>> start Extracted material

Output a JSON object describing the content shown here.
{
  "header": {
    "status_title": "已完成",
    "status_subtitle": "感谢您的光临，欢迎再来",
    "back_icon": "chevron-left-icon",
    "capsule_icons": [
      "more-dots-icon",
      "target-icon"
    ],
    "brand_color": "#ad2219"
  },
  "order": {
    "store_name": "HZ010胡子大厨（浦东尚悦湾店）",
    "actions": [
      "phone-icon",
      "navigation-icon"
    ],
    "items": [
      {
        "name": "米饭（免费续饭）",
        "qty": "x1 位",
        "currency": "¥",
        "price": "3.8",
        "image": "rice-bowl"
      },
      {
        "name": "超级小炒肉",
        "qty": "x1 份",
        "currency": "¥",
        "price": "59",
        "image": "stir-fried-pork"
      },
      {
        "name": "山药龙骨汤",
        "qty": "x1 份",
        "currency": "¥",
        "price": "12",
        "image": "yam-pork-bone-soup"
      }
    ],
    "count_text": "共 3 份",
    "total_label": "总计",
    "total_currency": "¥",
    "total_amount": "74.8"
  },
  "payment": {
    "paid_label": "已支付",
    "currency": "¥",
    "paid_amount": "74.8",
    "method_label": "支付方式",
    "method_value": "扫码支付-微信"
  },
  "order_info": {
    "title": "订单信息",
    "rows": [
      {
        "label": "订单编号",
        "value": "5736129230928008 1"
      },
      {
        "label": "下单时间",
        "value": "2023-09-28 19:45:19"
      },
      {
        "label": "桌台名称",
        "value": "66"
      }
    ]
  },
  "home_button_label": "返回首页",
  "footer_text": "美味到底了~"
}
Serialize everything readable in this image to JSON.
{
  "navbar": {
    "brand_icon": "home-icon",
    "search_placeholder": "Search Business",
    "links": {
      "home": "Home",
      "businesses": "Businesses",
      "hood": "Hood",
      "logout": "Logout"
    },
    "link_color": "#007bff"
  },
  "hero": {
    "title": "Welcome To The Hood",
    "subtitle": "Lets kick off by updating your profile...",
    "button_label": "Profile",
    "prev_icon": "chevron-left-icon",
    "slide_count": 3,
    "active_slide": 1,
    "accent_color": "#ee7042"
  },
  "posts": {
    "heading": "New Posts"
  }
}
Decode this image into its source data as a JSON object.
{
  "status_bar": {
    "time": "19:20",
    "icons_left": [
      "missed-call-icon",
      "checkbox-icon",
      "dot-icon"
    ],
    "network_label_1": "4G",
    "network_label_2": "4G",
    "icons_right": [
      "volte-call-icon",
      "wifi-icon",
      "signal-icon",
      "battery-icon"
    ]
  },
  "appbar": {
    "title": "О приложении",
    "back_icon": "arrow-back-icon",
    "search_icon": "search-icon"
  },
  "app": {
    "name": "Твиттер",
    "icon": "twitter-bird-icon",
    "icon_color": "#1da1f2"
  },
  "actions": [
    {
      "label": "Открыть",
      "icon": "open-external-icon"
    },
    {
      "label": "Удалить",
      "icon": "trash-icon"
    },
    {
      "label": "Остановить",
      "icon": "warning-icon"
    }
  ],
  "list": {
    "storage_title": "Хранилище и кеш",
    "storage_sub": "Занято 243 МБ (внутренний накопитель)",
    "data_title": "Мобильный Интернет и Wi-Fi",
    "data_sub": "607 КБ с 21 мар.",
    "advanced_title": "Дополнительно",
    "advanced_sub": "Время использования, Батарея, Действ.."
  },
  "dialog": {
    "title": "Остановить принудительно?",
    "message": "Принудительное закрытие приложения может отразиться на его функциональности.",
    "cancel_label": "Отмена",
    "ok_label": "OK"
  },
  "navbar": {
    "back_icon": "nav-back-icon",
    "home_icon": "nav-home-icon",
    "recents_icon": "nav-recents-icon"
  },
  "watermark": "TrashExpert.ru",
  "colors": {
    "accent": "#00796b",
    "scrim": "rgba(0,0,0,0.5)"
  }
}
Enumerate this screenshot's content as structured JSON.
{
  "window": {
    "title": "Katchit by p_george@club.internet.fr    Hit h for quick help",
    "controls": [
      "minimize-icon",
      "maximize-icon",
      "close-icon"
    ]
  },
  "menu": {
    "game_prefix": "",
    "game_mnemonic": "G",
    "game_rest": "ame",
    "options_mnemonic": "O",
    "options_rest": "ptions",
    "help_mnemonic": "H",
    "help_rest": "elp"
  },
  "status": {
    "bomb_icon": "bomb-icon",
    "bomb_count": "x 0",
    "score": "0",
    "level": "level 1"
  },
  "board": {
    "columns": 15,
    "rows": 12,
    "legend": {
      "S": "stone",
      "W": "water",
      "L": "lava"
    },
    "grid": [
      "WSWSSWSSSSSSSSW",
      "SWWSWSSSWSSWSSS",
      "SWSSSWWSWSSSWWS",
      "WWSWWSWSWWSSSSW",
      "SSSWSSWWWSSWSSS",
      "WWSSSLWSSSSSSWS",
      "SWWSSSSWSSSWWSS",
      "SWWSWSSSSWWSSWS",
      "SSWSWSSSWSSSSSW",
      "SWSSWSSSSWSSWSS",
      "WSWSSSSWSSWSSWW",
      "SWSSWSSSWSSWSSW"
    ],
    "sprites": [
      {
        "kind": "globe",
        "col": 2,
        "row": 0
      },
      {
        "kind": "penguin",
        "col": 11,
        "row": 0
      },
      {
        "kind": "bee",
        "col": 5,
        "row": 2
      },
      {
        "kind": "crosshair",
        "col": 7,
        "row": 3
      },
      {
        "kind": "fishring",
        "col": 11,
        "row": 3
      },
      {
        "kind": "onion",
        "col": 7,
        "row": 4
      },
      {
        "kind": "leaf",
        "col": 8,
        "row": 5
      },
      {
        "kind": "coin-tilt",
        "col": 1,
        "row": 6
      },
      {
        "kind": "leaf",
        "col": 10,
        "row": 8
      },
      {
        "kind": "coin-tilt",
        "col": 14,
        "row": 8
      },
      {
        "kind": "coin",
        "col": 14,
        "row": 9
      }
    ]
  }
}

>> end Extracted material

**Your goal**
Print every entry exactly as it appears.

**Finished task**
Output a JSON object describing the content shown here.
{
  "header": {
    "status_title": "已完成",
    "status_subtitle": "感谢您的光临，欢迎再来",
    "back_icon": "chevron-left-icon",
    "capsule_icons": [
      "more-dots-icon",
      "target-icon"
    ],
    "brand_color": "#ad2219"
  },
  "order": {
    "store_name": "HZ010胡子大厨（浦东尚悦湾店）",
    "actions": [
      "phone-icon",
      "navigation-icon"
    ],
    "items": [
      {
        "name": "米饭（免费续饭）",
        "qty": "x1 位",
        "currency": "¥",
        "price": "3.8",
        "image": "rice-bowl"
      },
      {
        "name": "超级小炒肉",
        "qty": "x1 份",
        "currency": "¥",
        "price": "59",
        "image": "stir-fried-pork"
      },
      {
        "name": "山药龙骨汤",
        "qty": "x1 份",
        "currency": "¥",
        "price": "12",
        "image": "yam-pork-bone-soup"
      }
    ],
    "count_text": "共 3 份",
    "total_label": "总计",
    "total_currency": "¥",
    "total_amount": "74.8"
  },
  "payment": {
    "paid_label": "已支付",
    "currency": "¥",
    "paid_amount": "74.8",
    "method_label": "支付方式",
    "method_value": "扫码支付-微信"
  },
  "order_info": {
    "title": "订单信息",
    "rows": [
      {
        "label": "订单编号",
        "value": "5736129230928008 1"
      },
      {
        "label": "下单时间",
        "value": "2023-09-28 19:45:19"
      },
      {
        "label": "桌台名称",
        "value": "66"
      }
    ]
  },
  "home_button_label": "返回首页",
  "footer_text": "美味到底了~"
}
Serialize everything readable in this image to JSON.
{
  "navbar": {
    "brand_icon": "home-icon",
    "search_placeholder": "Search Business",
    "links": {
      "home": "Home",
      "businesses": "Businesses",
      "hood": "Hood",
      "logout": "Logout"
    },
    "link_color": "#007bff"
  },
  "hero": {
    "title": "Welcome To The Hood",
    "subtitle": "Lets kick off by updating your profile...",
    "button_label": "Profile",
    "prev_icon": "chevron-left-icon",
    "slide_count": 3,
    "active_slide": 1,
    "accent_color": "#ee7042"
  },
  "posts": {
    "heading": "New Posts"
  }
}
Decode this image into its source data as a JSON object.
{
  "status_bar": {
    "time": "19:20",
    "icons_left": [
      "missed-call-icon",
      "checkbox-icon",
      "dot-icon"
    ],
    "network_label_1": "4G",
    "network_label_2": "4G",
    "icons_right": [
      "volte-call-icon",
      "wifi-icon",
      "signal-icon",
      "battery-icon"
    ]
  },
  "appbar": {
    "title": "О приложении",
    "back_icon": "arrow-back-icon",
    "search_icon": "search-icon"
  },
  "app": {
    "name": "Твиттер",
    "icon": "twitter-bird-icon",
    "icon_color": "#1da1f2"
  },
  "actions": [
    {
      "label": "Открыть",
      "icon": "open-external-icon"
    },
    {
      "label": "Удалить",
      "icon": "trash-icon"
    },
    {
      "label": "Остановить",
      "icon": "warning-icon"
    }
  ],
  "list": {
    "storage_title": "Хранилище и кеш",
    "storage_sub": "Занято 243 МБ (внутренний накопитель)",
    "data_title": "Мобильный Интернет и Wi-Fi",
    "data_sub": "607 КБ с 21 мар.",
    "advanced_title": "Дополнительно",
    "advanced_sub": "Время использования, Батарея, Действ.."
  },
  "dialog": {
    "title": "Остановить принудительно?",
    "message": "Принудительное закрытие приложения может отразиться на его функциональности.",
    "cancel_label": "Отмена",
    "ok_label": "OK"
  },
  "navbar": {
    "back_icon": "nav-back-icon",
    "home_icon": "nav-home-icon",
    "recents_icon": "nav-recents-icon"
  },
  "watermark": "TrashExpert.ru",
  "colors": {
    "accent": "#00796b",
    "scrim": "rgba(0,0,0,0.5)"
  }
}
Enumerate this screenshot's content as structured JSON.
{
  "window": {
    "title": "Katchit by p_george@club.internet.fr    Hit h for quick help",
    "controls": [
      "minimize-icon",
      "maximize-icon",
      "close-icon"
    ]
  },
  "menu": {
    "game_prefix": "",
    "game_mnemonic": "G",
    "game_rest": "ame",
    "options_mnemonic": "O",
    "options_rest": "ptions",
    "help_mnemonic": "H",
    "help_rest": "elp"
  },
  "status": {
    "bomb_icon": "bomb-icon",
    "bomb_count": "x 0",
    "score": "0",
    "level": "level 1"
  },
  "board": {
    "columns": 15,
    "rows": 12,
    "legend": {
      "S": "stone",
      "W": "water",
      "L": "lava"
    },
    "grid": [
      "WSWSSWSSSSSSSSW",
      "SWWSWSSSWSSWSSS",
      "SWSSSWWSWSSSWWS",
      "WWSWWSWSWWSSSSW",
      "SSSWSSWWWSSWSSS",
      "WWSSSLWSSSSSSWS",
      "SWWSSSSWSSSWWSS",
      "SWWSWSSSSWWSSWS",
      "SSWSWSSSWSSSSSW",
      "SWSSWSSSSWSSWSS",
      "WSWSSSSWSSWSSWW",
      "SWSSWSSSWSSWSSW"
    ],
    "sprites": [
      {
        "kind": "globe",
        "col": 2,
        "row": 0
      },
      {
        "kind": "penguin",
        "col": 11,
        "row": 0
      },
      {
        "kind": "bee",
        "col": 5,
        "row": 2
      },
      {
        "kind": "crosshair",
        "col": 7,
        "row": 3
      },
      {
        "kind": "fishring",
        "col": 11,
        "row": 3
      },
      {
        "kind": "onion",
        "col": 7,
        "row": 4
      },
      {
        "kind": "leaf",
        "col": 8,
        "row": 5
      },
      {
        "kind": "coin-tilt",
        "col": 1,
        "row": 6
      },
      {
        "kind": "leaf",
        "col": 10,
        "row": 8
      },
      {
        "kind": "coin-tilt",
        "col": 14,
        "row": 8
      },
      {
        "kind": "coin",
        "col": 14,
        "row": 9
      }
    ]
  }
}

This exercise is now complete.